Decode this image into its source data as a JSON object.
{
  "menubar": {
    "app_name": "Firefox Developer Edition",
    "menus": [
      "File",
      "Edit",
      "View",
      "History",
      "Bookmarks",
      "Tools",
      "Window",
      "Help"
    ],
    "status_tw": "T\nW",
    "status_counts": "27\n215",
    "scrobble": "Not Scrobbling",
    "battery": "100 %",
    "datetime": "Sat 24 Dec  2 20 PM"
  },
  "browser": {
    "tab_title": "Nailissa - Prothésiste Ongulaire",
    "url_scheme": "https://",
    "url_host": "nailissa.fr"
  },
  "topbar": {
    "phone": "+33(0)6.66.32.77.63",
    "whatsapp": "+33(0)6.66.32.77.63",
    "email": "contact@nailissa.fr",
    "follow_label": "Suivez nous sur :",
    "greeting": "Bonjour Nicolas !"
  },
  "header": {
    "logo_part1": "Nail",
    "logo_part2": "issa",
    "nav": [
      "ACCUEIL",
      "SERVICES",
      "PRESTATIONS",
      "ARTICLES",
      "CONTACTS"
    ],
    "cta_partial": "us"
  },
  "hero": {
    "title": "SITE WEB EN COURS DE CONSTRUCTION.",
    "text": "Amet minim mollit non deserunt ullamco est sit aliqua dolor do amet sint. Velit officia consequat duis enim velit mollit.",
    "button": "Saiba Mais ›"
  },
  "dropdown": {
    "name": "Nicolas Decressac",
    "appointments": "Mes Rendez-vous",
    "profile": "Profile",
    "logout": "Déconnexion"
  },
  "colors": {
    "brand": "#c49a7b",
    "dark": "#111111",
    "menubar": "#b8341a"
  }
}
□ □ □
### What is needed
Transcribe the entire listing above precisely.

### Answer below
Decode this image into its source data as a JSON object.
{
  "menubar": {
    "app_name": "Firefox Developer Edition",
    "menus": [
      "File",
      "Edit",
      "View",
      "History",
      "Bookmarks",
      "Tools",
      "Window",
      "Help"
    ],
    "status_tw": "T\nW",
    "status_counts": "27\n215",
    "scrobble": "Not Scrobbling",
    "battery": "100 %",
    "datetime": "Sat 24 Dec  2 20 PM"
  },
  "browser": {
    "tab_title": "Nailissa - Prothésiste Ongulaire",
    "url_scheme": "https://",
    "url_host": "nailissa.fr"
  },
  "topbar": {
    "phone": "+33(0)6.66.32.77.63",
    "whatsapp": "+33(0)6.66.32.77.63",
    "email": "contact@nailissa.fr",
    "follow_label": "Suivez nous sur :",
    "greeting": "Bonjour Nicolas !"
  },
  "header": {
    "logo_part1": "Nail",
    "logo_part2": "issa",
    "nav": [
      "ACCUEIL",
      "SERVICES",
      "PRESTATIONS",
      "ARTICLES",
      "CONTACTS"
    ],
    "cta_partial": "us"
  },
  "hero": {
    "title": "SITE WEB EN COURS DE CONSTRUCTION.",
    "text": "Amet minim mollit non deserunt ullamco est sit aliqua dolor do amet sint. Velit officia consequat duis enim velit mollit.",
    "button": "Saiba Mais ›"
  },
  "dropdown": {
    "name": "Nicolas Decressac",
    "appointments": "Mes Rendez-vous",
    "profile": "Profile",
    "logout": "Déconnexion"
  },
  "colors": {
    "brand": "#c49a7b",
    "dark": "#111111",
    "menubar": "#b8341a"
  }
}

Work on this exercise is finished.